◆ Brief ◆
Gather every line in the records below that contains the word "fitting".

=== Exercise material ===

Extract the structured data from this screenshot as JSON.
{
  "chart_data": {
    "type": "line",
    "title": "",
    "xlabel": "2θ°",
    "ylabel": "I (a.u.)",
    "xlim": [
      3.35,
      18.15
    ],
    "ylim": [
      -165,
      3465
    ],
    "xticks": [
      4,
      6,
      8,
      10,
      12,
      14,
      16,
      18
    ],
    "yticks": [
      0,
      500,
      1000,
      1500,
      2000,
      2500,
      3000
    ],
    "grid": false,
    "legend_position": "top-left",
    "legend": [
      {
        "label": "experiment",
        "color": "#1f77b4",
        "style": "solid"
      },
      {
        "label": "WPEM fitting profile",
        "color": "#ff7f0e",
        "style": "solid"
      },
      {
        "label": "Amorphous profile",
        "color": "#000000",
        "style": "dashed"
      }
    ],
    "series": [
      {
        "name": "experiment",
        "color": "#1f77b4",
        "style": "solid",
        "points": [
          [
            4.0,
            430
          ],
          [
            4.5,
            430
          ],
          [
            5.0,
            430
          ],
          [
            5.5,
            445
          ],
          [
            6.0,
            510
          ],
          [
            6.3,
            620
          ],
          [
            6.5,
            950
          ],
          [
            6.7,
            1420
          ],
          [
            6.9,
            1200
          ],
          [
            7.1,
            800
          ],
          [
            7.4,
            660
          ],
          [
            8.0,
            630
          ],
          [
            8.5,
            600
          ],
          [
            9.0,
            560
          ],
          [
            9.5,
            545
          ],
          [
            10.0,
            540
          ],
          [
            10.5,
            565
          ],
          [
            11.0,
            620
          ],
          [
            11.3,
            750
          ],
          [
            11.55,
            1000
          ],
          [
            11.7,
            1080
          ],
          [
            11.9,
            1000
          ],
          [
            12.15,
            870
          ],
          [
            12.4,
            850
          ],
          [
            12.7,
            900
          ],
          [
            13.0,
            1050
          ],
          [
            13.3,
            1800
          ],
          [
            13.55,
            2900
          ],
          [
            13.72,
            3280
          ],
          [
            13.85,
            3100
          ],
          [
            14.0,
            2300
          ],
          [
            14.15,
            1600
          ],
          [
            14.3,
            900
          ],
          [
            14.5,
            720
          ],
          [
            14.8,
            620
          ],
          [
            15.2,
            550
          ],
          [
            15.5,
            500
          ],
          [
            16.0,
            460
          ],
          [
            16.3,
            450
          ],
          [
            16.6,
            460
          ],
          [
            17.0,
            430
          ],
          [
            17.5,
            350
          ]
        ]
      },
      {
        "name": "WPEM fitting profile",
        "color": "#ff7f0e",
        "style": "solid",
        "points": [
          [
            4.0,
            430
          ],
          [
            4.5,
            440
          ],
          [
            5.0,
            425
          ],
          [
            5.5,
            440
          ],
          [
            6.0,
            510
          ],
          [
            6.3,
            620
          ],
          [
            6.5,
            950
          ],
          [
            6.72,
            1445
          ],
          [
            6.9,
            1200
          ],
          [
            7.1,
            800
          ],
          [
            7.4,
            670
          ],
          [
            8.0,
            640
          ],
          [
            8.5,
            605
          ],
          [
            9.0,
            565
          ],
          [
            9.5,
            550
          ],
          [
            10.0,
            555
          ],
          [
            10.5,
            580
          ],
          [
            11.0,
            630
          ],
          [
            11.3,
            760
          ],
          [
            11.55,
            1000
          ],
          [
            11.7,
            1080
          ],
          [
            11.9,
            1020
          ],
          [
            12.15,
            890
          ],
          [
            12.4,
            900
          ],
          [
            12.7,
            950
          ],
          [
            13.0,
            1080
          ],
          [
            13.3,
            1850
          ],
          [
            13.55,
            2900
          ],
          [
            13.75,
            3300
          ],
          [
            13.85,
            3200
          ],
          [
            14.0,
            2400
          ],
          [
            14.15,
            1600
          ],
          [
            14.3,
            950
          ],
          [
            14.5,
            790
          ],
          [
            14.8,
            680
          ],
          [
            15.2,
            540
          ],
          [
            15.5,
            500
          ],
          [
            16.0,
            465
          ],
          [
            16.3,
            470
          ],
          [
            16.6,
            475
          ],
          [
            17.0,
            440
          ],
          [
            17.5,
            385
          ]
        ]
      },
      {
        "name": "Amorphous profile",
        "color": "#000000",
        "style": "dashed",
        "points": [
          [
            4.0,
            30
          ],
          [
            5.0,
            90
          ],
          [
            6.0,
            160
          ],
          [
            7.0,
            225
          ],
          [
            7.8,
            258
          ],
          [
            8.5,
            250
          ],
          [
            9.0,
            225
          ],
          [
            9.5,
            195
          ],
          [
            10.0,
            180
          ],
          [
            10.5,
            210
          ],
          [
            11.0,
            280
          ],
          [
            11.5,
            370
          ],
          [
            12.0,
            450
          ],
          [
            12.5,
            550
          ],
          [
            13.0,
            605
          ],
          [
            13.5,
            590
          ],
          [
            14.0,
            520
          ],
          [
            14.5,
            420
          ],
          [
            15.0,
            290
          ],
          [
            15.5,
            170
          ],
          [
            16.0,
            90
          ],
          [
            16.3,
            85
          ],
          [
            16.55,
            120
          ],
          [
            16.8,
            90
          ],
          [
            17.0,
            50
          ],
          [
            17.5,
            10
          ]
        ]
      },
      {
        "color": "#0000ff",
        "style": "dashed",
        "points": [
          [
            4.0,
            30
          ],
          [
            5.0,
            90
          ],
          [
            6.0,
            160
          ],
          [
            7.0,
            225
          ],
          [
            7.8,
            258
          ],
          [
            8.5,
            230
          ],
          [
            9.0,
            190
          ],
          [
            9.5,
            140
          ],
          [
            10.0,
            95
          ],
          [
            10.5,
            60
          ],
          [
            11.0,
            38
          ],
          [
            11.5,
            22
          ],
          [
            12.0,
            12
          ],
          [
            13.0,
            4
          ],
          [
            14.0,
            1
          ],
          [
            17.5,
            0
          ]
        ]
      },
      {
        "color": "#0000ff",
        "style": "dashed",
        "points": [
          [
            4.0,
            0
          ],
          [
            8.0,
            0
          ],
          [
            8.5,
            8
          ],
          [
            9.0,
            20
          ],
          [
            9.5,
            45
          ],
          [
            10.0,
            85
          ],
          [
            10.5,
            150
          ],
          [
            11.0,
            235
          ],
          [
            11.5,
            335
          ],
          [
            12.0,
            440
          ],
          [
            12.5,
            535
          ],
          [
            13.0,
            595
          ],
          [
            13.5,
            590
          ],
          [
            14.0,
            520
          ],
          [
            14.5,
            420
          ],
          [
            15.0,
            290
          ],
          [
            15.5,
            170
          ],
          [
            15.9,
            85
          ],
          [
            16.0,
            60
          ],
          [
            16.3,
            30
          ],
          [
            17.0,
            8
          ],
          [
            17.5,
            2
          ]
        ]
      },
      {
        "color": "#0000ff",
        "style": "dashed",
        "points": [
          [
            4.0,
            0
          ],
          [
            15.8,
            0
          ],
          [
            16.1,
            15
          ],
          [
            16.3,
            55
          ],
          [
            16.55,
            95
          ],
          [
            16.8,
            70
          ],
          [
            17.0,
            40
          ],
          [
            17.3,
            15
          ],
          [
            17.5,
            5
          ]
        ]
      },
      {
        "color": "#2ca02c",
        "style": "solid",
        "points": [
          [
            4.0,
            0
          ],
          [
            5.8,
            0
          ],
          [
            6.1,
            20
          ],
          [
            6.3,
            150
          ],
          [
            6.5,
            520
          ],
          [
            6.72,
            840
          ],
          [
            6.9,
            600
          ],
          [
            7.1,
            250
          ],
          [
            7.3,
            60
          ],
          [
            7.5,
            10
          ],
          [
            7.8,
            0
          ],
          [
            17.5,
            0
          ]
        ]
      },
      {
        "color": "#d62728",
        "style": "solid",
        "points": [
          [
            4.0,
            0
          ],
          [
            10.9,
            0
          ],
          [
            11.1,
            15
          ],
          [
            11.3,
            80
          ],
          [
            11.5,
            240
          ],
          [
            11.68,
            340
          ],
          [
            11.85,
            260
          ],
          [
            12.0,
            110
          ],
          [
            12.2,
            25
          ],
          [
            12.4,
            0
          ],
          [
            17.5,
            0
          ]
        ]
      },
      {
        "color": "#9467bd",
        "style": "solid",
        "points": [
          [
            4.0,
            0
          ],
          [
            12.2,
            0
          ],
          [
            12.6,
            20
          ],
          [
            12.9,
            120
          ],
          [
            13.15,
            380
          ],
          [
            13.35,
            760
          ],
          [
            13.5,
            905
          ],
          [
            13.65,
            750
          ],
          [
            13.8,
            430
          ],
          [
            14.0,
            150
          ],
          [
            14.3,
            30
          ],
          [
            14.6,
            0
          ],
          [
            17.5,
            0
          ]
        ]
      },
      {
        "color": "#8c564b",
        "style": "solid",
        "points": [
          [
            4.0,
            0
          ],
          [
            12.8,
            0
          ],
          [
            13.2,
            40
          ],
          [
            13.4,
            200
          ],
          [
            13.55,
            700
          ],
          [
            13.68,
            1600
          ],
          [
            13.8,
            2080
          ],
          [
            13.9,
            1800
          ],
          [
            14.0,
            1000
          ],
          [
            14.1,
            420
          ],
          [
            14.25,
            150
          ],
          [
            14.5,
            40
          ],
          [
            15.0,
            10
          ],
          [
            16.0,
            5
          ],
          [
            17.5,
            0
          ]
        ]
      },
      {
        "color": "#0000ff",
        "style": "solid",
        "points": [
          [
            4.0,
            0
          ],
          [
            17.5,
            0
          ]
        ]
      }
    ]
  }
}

===

◆ Written answer ◆
        "label": "WPEM fitting profile",
        "name": "WPEM fitting profile",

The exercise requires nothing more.